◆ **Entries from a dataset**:
▼
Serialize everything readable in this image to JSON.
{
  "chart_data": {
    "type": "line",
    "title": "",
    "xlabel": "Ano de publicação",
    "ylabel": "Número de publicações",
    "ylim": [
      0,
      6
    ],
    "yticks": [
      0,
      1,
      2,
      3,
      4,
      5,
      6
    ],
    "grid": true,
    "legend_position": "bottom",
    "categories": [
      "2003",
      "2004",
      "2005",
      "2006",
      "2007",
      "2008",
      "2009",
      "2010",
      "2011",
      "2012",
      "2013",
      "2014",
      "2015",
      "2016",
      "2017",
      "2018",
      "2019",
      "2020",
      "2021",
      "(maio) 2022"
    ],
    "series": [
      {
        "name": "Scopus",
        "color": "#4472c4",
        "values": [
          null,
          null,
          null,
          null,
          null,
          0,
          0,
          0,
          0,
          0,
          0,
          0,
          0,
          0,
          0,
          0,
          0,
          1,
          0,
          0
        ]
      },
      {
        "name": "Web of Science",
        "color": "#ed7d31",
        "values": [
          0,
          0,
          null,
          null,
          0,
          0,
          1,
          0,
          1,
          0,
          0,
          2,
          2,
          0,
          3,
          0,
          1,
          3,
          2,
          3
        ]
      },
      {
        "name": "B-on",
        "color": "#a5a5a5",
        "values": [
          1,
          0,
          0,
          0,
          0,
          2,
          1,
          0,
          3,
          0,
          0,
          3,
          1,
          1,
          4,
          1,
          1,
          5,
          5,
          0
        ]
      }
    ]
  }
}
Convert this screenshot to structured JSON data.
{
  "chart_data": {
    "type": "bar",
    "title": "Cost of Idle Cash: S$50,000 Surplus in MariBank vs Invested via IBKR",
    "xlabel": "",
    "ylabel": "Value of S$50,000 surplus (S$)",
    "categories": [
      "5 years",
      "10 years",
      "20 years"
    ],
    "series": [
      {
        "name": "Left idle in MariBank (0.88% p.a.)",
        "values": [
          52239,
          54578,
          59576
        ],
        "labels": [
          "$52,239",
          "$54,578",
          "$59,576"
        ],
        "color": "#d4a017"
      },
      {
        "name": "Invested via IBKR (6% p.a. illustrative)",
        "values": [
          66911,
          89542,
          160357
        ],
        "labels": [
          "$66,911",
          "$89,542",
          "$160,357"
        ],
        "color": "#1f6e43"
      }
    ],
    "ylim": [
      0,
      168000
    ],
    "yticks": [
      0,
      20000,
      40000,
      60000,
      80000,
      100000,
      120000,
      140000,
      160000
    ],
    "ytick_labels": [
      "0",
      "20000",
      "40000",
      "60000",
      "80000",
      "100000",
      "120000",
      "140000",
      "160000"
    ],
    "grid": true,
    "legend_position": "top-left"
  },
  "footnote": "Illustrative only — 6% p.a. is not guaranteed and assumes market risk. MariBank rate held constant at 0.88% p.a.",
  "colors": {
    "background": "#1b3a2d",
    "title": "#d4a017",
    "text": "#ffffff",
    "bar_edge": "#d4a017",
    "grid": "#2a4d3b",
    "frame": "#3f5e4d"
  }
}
▲
◆ **DIRECTIVE**:
Go through the material above and count the lines that contain "MariBank"; give that number alone.

◆ **EXERCISE SOLUTION**:
3